----- Records supplied -----
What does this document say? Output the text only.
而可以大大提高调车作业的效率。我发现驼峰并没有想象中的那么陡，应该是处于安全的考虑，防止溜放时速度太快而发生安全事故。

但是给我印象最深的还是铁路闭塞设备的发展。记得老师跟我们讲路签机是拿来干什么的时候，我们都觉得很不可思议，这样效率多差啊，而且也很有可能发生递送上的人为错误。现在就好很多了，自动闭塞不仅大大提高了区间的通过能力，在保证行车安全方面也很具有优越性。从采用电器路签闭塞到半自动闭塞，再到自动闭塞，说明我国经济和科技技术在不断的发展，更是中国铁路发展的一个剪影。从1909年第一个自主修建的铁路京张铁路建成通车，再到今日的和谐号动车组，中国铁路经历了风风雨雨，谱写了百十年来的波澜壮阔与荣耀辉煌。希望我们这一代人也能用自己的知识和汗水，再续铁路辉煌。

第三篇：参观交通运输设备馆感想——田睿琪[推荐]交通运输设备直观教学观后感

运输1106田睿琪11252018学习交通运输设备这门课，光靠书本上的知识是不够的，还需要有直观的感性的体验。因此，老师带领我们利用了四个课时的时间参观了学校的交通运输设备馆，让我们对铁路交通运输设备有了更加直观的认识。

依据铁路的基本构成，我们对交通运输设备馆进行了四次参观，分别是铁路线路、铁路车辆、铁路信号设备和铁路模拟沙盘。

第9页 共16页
-----
From the first line to the last, please quote the material above exactly.

What does this document say? Output the text only.
而可以大大提高调车作业的效率。我发现驼峰并没有想象中的那么陡，应该是处于安全的考虑，防止溜放时速度太快而发生安全事故。

但是给我印象最深的还是铁路闭塞设备的发展。记得老师跟我们讲路签机是拿来干什么的时候，我们都觉得很不可思议，这样效率多差啊，而且也很有可能发生递送上的人为错误。现在就好很多了，自动闭塞不仅大大提高了区间的通过能力，在保证行车安全方面也很具有优越性。从采用电器路签闭塞到半自动闭塞，再到自动闭塞，说明我国经济和科技技术在不断的发展，更是中国铁路发展的一个剪影。从1909年第一个自主修建的铁路京张铁路建成通车，再到今日的和谐号动车组，中国铁路经历了风风雨雨，谱写了百十年来的波澜壮阔与荣耀辉煌。希望我们这一代人也能用自己的知识和汗水，再续铁路辉煌。

第三篇：参观交通运输设备馆感想——田睿琪[推荐]交通运输设备直观教学观后感

运输1106田睿琪11252018学习交通运输设备这门课，光靠书本上的知识是不够的，还需要有直观的感性的体验。因此，老师带领我们利用了四个课时的时间参观了学校的交通运输设备馆，让我们对铁路交通运输设备有了更加直观的认识。

依据铁路的基本构成，我们对交通运输设备馆进行了四次参观，分别是铁路线路、铁路车辆、铁路信号设备和铁路模拟沙盘。

第9页 共16页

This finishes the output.